==== SUPPLIED RECORDS

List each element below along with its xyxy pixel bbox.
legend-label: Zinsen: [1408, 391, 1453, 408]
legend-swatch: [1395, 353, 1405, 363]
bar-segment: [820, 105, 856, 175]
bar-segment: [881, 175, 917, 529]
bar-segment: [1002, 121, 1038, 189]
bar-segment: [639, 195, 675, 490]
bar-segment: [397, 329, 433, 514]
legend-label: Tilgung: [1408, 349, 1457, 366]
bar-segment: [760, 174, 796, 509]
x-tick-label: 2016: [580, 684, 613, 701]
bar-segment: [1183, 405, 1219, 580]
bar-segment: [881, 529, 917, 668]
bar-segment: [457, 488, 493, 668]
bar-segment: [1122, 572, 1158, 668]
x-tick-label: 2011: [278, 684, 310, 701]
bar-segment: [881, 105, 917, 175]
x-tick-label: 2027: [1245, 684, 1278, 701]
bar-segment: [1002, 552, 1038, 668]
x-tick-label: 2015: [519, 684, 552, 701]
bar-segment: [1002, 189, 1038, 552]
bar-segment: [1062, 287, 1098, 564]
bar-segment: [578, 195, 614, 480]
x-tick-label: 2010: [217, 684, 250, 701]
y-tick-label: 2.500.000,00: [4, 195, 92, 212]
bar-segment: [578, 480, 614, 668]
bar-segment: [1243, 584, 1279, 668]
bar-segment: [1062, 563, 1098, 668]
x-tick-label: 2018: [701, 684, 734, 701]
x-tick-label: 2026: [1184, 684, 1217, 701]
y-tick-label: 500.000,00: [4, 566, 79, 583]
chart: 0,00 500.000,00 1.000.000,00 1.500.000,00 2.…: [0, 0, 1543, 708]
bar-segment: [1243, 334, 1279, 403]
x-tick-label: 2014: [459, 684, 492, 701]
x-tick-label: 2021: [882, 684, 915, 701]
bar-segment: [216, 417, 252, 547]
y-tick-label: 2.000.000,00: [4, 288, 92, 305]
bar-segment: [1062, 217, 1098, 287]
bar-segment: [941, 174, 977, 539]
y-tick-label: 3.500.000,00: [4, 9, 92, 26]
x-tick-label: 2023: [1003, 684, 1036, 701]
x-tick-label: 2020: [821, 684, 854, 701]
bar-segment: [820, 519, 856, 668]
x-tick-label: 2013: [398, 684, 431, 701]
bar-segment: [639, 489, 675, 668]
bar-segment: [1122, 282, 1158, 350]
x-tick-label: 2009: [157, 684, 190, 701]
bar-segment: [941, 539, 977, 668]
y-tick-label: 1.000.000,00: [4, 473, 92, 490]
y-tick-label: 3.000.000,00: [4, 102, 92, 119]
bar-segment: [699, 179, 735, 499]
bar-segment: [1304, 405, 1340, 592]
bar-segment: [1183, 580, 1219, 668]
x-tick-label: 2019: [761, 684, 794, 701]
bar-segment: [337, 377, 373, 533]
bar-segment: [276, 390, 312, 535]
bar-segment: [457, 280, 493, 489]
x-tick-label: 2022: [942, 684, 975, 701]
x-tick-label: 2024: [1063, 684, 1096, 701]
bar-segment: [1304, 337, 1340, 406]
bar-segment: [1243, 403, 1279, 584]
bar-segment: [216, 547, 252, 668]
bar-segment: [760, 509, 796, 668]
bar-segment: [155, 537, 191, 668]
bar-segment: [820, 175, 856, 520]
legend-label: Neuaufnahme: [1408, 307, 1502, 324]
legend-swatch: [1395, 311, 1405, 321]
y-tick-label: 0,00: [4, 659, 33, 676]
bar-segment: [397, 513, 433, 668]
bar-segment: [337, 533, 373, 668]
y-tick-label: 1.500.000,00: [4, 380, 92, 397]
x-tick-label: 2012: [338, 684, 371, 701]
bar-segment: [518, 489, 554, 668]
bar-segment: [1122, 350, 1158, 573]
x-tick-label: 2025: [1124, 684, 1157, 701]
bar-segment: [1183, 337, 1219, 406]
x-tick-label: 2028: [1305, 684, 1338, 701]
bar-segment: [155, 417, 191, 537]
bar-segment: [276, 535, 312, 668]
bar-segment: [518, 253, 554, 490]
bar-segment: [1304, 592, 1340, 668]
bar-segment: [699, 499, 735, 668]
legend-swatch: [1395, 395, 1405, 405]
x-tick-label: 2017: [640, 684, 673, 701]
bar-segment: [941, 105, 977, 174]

========

WRITTEN TASK » Please quote all of the material above line for line, without changing a single character.

WRITTEN RESPONSE »
List each element below along with its xyxy pixel bbox.
legend-label: Zinsen: [1408, 391, 1453, 408]
legend-swatch: [1395, 353, 1405, 363]
bar-segment: [820, 105, 856, 175]
bar-segment: [881, 175, 917, 529]
bar-segment: [1002, 121, 1038, 189]
bar-segment: [639, 195, 675, 490]
bar-segment: [397, 329, 433, 514]
legend-label: Tilgung: [1408, 349, 1457, 366]
bar-segment: [760, 174, 796, 509]
x-tick-label: 2016: [580, 684, 613, 701]
bar-segment: [1183, 405, 1219, 580]
bar-segment: [881, 529, 917, 668]
bar-segment: [457, 488, 493, 668]
bar-segment: [1122, 572, 1158, 668]
x-tick-label: 2011: [278, 684, 310, 701]
bar-segment: [881, 105, 917, 175]
x-tick-label: 2027: [1245, 684, 1278, 701]
bar-segment: [1002, 552, 1038, 668]
x-tick-label: 2015: [519, 684, 552, 701]
bar-segment: [1002, 189, 1038, 552]
bar-segment: [1062, 287, 1098, 564]
bar-segment: [578, 195, 614, 480]
x-tick-label: 2010: [217, 684, 250, 701]
y-tick-label: 2.500.000,00: [4, 195, 92, 212]
bar-segment: [578, 480, 614, 668]
bar-segment: [1243, 584, 1279, 668]
bar-segment: [1062, 563, 1098, 668]
x-tick-label: 2018: [701, 684, 734, 701]
x-tick-label: 2026: [1184, 684, 1217, 701]
y-tick-label: 500.000,00: [4, 566, 79, 583]
chart: 0,00 500.000,00 1.000.000,00 1.500.000,00 2.…: [0, 0, 1543, 708]
bar-segment: [1243, 334, 1279, 403]
x-tick-label: 2014: [459, 684, 492, 701]
x-tick-label: 2021: [882, 684, 915, 701]
bar-segment: [216, 417, 252, 547]
y-tick-label: 2.000.000,00: [4, 288, 92, 305]
bar-segment: [1062, 217, 1098, 287]
bar-segment: [941, 174, 977, 539]
y-tick-label: 3.500.000,00: [4, 9, 92, 26]
x-tick-label: 2023: [1003, 684, 1036, 701]
x-tick-label: 2020: [821, 684, 854, 701]
bar-segment: [820, 519, 856, 668]
x-tick-label: 2013: [398, 684, 431, 701]
bar-segment: [639, 489, 675, 668]
bar-segment: [1122, 282, 1158, 350]
x-tick-label: 2009: [157, 684, 190, 701]
bar-segment: [941, 539, 977, 668]
y-tick-label: 1.000.000,00: [4, 473, 92, 490]
y-tick-label: 3.000.000,00: [4, 102, 92, 119]
bar-segment: [699, 179, 735, 499]
bar-segment: [1304, 405, 1340, 592]
bar-segment: [1183, 580, 1219, 668]
x-tick-label: 2019: [761, 684, 794, 701]
bar-segment: [337, 377, 373, 533]
bar-segment: [276, 390, 312, 535]
bar-segment: [457, 280, 493, 489]
x-tick-label: 2022: [942, 684, 975, 701]
x-tick-label: 2024: [1063, 684, 1096, 701]
bar-segment: [1304, 337, 1340, 406]
bar-segment: [1243, 403, 1279, 584]
bar-segment: [216, 547, 252, 668]
bar-segment: [760, 509, 796, 668]
bar-segment: [155, 537, 191, 668]
bar-segment: [820, 175, 856, 520]
legend-label: Neuaufnahme: [1408, 307, 1502, 324]
legend-swatch: [1395, 311, 1405, 321]
y-tick-label: 0,00: [4, 659, 33, 676]
bar-segment: [397, 513, 433, 668]
bar-segment: [337, 533, 373, 668]
y-tick-label: 1.500.000,00: [4, 380, 92, 397]
x-tick-label: 2012: [338, 684, 371, 701]
bar-segment: [518, 489, 554, 668]
bar-segment: [1122, 350, 1158, 573]
x-tick-label: 2025: [1124, 684, 1157, 701]
bar-segment: [1183, 337, 1219, 406]
x-tick-label: 2028: [1305, 684, 1338, 701]
bar-segment: [155, 417, 191, 537]
bar-segment: [276, 535, 312, 668]
bar-segment: [518, 253, 554, 490]
bar-segment: [1304, 592, 1340, 668]
bar-segment: [699, 499, 735, 668]
legend-swatch: [1395, 395, 1405, 405]
x-tick-label: 2017: [640, 684, 673, 701]
bar-segment: [941, 105, 977, 174]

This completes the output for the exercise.